Collection entries
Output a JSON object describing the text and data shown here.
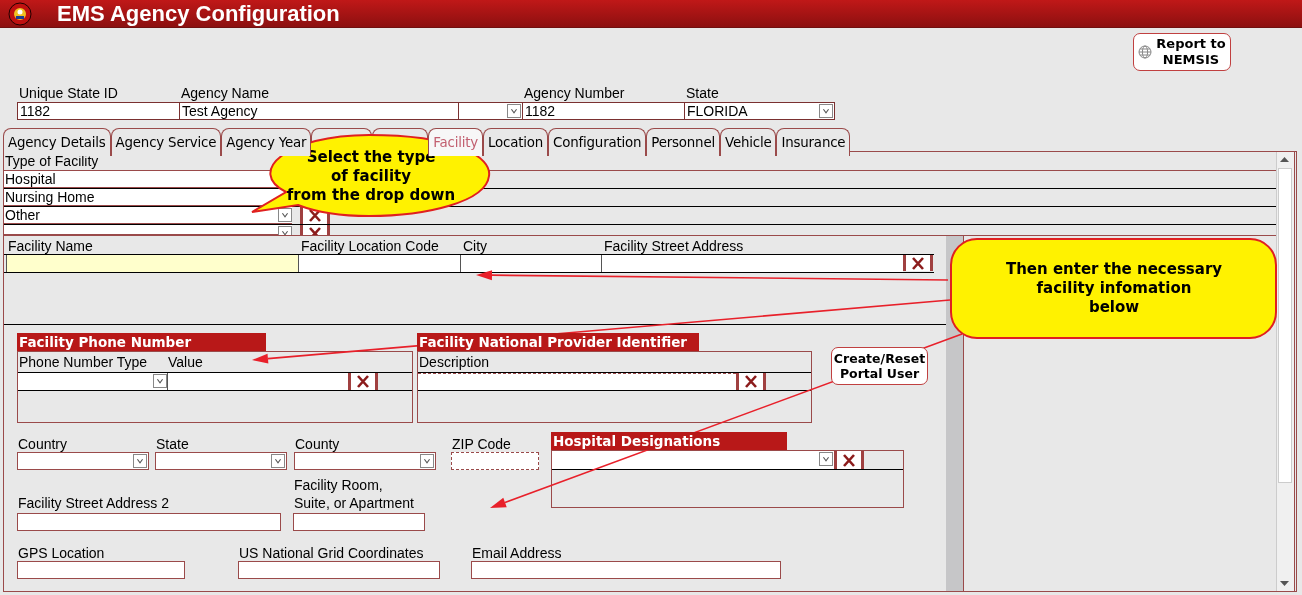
{
  "app": {
    "title": "EMS Agency Configuration"
  },
  "report_button": {
    "label": "Report to NEMSIS"
  },
  "agency_fields": [
    {
      "label": "Unique State ID",
      "value": "1182",
      "kind": "text"
    },
    {
      "label": "Agency Name",
      "value": "Test Agency",
      "kind": "text"
    },
    {
      "kind": "select"
    },
    {
      "label": "Agency Number",
      "value": "1182",
      "kind": "text"
    },
    {
      "label": "State",
      "value": "FLORIDA",
      "kind": "select"
    }
  ],
  "tabs": [
    {
      "label": "Agency Details",
      "selected": false
    },
    {
      "label": "Agency Service",
      "selected": false
    },
    {
      "label": "Agency Year",
      "selected": false
    },
    {
      "selected": false
    },
    {
      "selected": false
    },
    {
      "label": "Facility",
      "selected": true
    },
    {
      "label": "Location",
      "selected": false
    },
    {
      "label": "Configuration",
      "selected": false
    },
    {
      "label": "Personnel",
      "selected": false
    },
    {
      "label": "Vehicle",
      "selected": false
    },
    {
      "label": "Insurance",
      "selected": false
    }
  ],
  "facility_types": {
    "header": "Type of Facility",
    "rows": [
      {
        "value": "Hospital",
        "kind": "text"
      },
      {
        "value": "Nursing Home",
        "kind": "text"
      },
      {
        "value": "Other",
        "kind": "select"
      },
      {
        "kind": "select"
      }
    ]
  },
  "facilities": {
    "columns": [
      "Facility Name",
      "Facility Location Code",
      "City",
      "Facility Street Address"
    ],
    "rows": [
      {
        "focused": true
      }
    ]
  },
  "phone_numbers": {
    "title": "Facility Phone Number",
    "columns": [
      "Phone Number Type",
      "Value"
    ]
  },
  "npi": {
    "title": "Facility National Provider Identifier",
    "columns": [
      "Description"
    ]
  },
  "portal_button": {
    "label": "Create/Reset Portal User"
  },
  "address_fields": [
    {
      "label": "Country",
      "kind": "select"
    },
    {
      "label": "State",
      "kind": "select"
    },
    {
      "label": "County",
      "kind": "select"
    },
    {
      "label": "ZIP Code",
      "kind": "masked"
    }
  ],
  "hospital_designations": {
    "title": "Hospital Designations"
  },
  "room_fields": [
    {
      "label": "Facility Street Address 2"
    },
    {
      "label": "Facility Room, Suite, or Apartment"
    }
  ],
  "contact_fields": [
    {
      "label": "GPS Location"
    },
    {
      "label": "US National Grid Coordinates"
    },
    {
      "label": "Email Address"
    }
  ],
  "callouts": [
    {
      "text": "Select the type\nof facility\nfrom the drop down",
      "kind": "oval"
    },
    {
      "text": "Then enter the necessary\nfacility infomation\nbelow",
      "kind": "box"
    }
  ]
}
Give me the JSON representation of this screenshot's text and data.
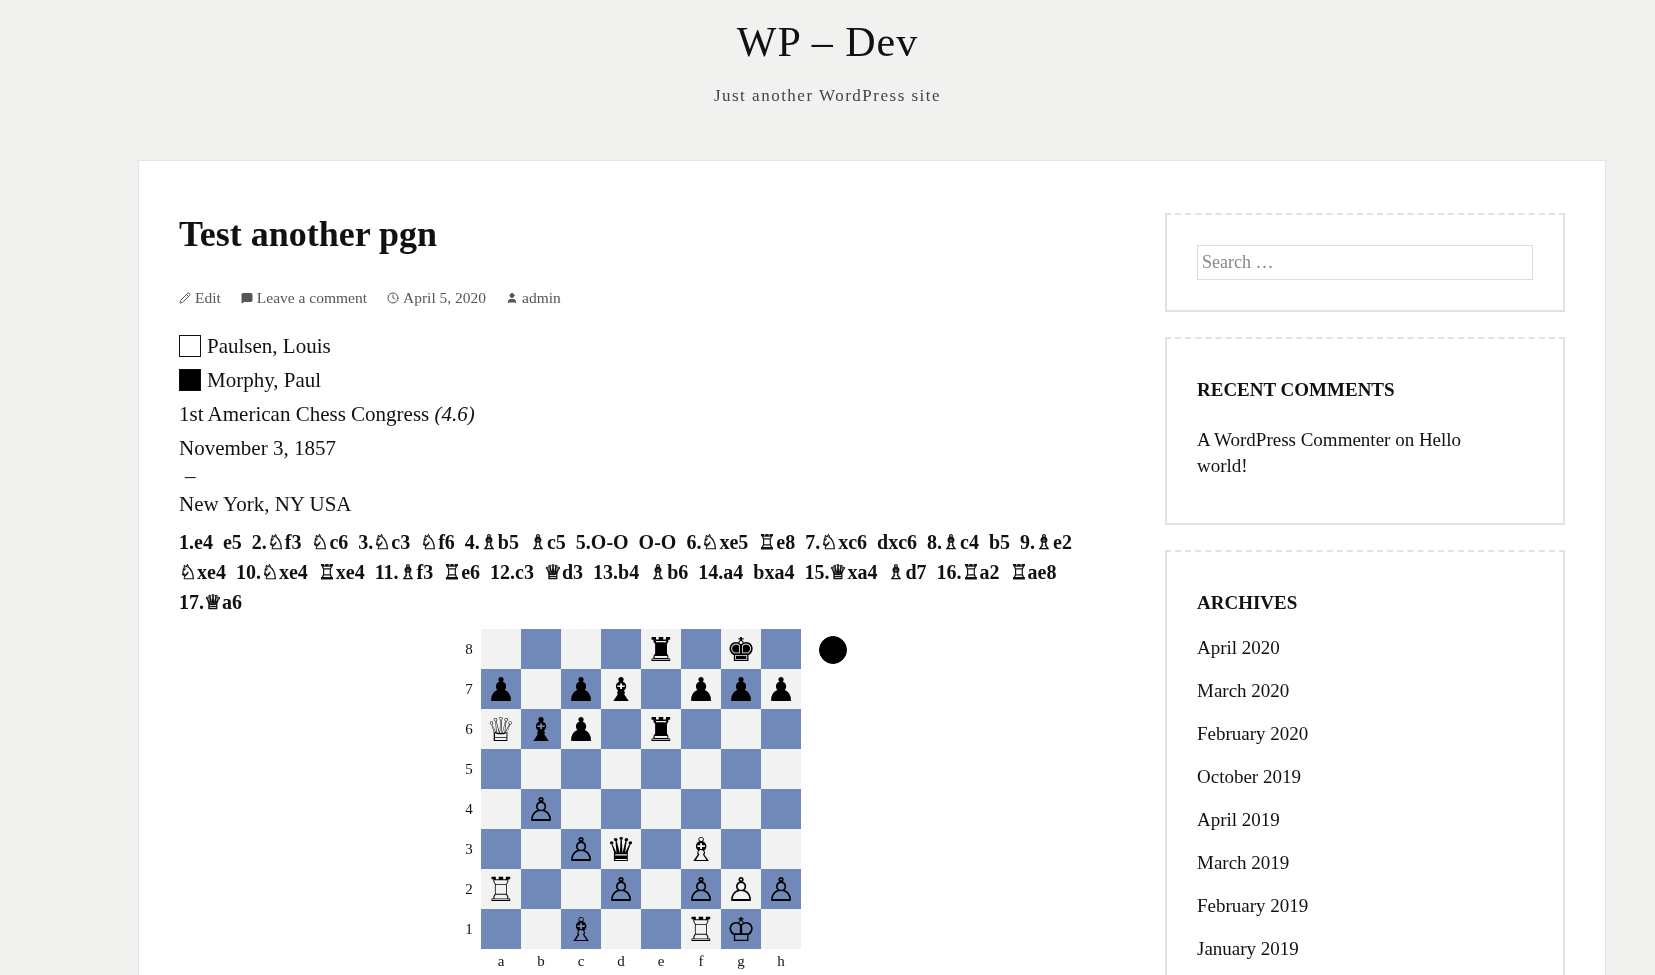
{
  "site": {
    "title": "WP – Dev",
    "tagline": "Just another WordPress site"
  },
  "post": {
    "title": "Test another pgn",
    "meta": [
      {
        "kind": "edit",
        "label": "Edit"
      },
      {
        "kind": "comment",
        "label": "Leave a comment"
      },
      {
        "kind": "date",
        "label": "April 5, 2020"
      },
      {
        "kind": "author",
        "label": "admin"
      }
    ],
    "players": [
      {
        "filled": false,
        "name": "Paulsen, Louis"
      },
      {
        "filled": true,
        "name": "Morphy, Paul"
      }
    ],
    "event": "1st American Chess Congress *(4.6)*",
    "date": "November 3, 1857",
    "result": "–",
    "location": "New York, NY USA",
    "moves": "1.e4 e5 2.♘f3 ♘c6 3.♘c3 ♘f6 4.♗b5 ♗c5 5.O-O O-O 6.♘xe5 ♖e8 7.♘xc6 dxc6 8.♗c4 b5 9.♗e2 ♘xe4 10.♘xe4 ♖xe4 11.♗f3 ♖e6 12.c3 ♕d3 13.b4 ♗b6 14.a4 bxa4 15.♕xa4 ♗d7 16.♖a2 ♖ae8 17.♕a6",
    "board": {
      "black_to_move": true,
      "files": [
        "a",
        "b",
        "c",
        "d",
        "e",
        "f",
        "g",
        "h"
      ],
      "rows": [
        {
          "rank": "8",
          "squares": [
            {
              "kind": "empty"
            },
            {
              "kind": "empty"
            },
            {
              "kind": "empty"
            },
            {
              "kind": "empty"
            },
            {
              "kind": "piece",
              "piece": "♜"
            },
            {
              "kind": "empty"
            },
            {
              "kind": "piece",
              "piece": "♚"
            },
            {
              "kind": "empty"
            }
          ]
        },
        {
          "rank": "7",
          "squares": [
            {
              "kind": "piece",
              "piece": "♟"
            },
            {
              "kind": "empty"
            },
            {
              "kind": "piece",
              "piece": "♟"
            },
            {
              "kind": "piece",
              "piece": "♝"
            },
            {
              "kind": "empty"
            },
            {
              "kind": "piece",
              "piece": "♟"
            },
            {
              "kind": "piece",
              "piece": "♟"
            },
            {
              "kind": "piece",
              "piece": "♟"
            }
          ]
        },
        {
          "rank": "6",
          "squares": [
            {
              "kind": "piece",
              "piece": "♕"
            },
            {
              "kind": "piece",
              "piece": "♝"
            },
            {
              "kind": "piece",
              "piece": "♟"
            },
            {
              "kind": "empty"
            },
            {
              "kind": "piece",
              "piece": "♜"
            },
            {
              "kind": "empty"
            },
            {
              "kind": "empty"
            },
            {
              "kind": "empty"
            }
          ]
        },
        {
          "rank": "5",
          "squares": [
            {
              "kind": "empty"
            },
            {
              "kind": "empty"
            },
            {
              "kind": "empty"
            },
            {
              "kind": "empty"
            },
            {
              "kind": "empty"
            },
            {
              "kind": "empty"
            },
            {
              "kind": "empty"
            },
            {
              "kind": "empty"
            }
          ]
        },
        {
          "rank": "4",
          "squares": [
            {
              "kind": "empty"
            },
            {
              "kind": "piece",
              "piece": "♙"
            },
            {
              "kind": "empty"
            },
            {
              "kind": "empty"
            },
            {
              "kind": "empty"
            },
            {
              "kind": "empty"
            },
            {
              "kind": "empty"
            },
            {
              "kind": "empty"
            }
          ]
        },
        {
          "rank": "3",
          "squares": [
            {
              "kind": "empty"
            },
            {
              "kind": "empty"
            },
            {
              "kind": "piece",
              "piece": "♙"
            },
            {
              "kind": "piece",
              "piece": "♛"
            },
            {
              "kind": "empty"
            },
            {
              "kind": "piece",
              "piece": "♗"
            },
            {
              "kind": "empty"
            },
            {
              "kind": "empty"
            }
          ]
        },
        {
          "rank": "2",
          "squares": [
            {
              "kind": "piece",
              "piece": "♖"
            },
            {
              "kind": "empty"
            },
            {
              "kind": "empty"
            },
            {
              "kind": "piece",
              "piece": "♙"
            },
            {
              "kind": "empty"
            },
            {
              "kind": "piece",
              "piece": "♙"
            },
            {
              "kind": "piece",
              "piece": "♙"
            },
            {
              "kind": "piece",
              "piece": "♙"
            }
          ]
        },
        {
          "rank": "1",
          "squares": [
            {
              "kind": "empty"
            },
            {
              "kind": "empty"
            },
            {
              "kind": "piece",
              "piece": "♗"
            },
            {
              "kind": "empty"
            },
            {
              "kind": "empty"
            },
            {
              "kind": "piece",
              "piece": "♖"
            },
            {
              "kind": "piece",
              "piece": "♔"
            },
            {
              "kind": "empty"
            }
          ]
        }
      ]
    }
  },
  "sidebar": {
    "search": {
      "placeholder": "Search …"
    },
    "recent_comments": {
      "title": "RECENT COMMENTS",
      "items": [
        "A WordPress Commenter on Hello world!"
      ]
    },
    "archives": {
      "title": "ARCHIVES",
      "items": [
        "April 2020",
        "March 2020",
        "February 2020",
        "October 2019",
        "April 2019",
        "March 2019",
        "February 2019",
        "January 2019"
      ]
    }
  }
}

(SET PROBLEM):
In the records, locate each line holding the string "WordPress" and copy it.

(EXERCISE RESPONSE):
    "tagline": "Just another WordPress site"
        "A WordPress Commenter on Hello world!"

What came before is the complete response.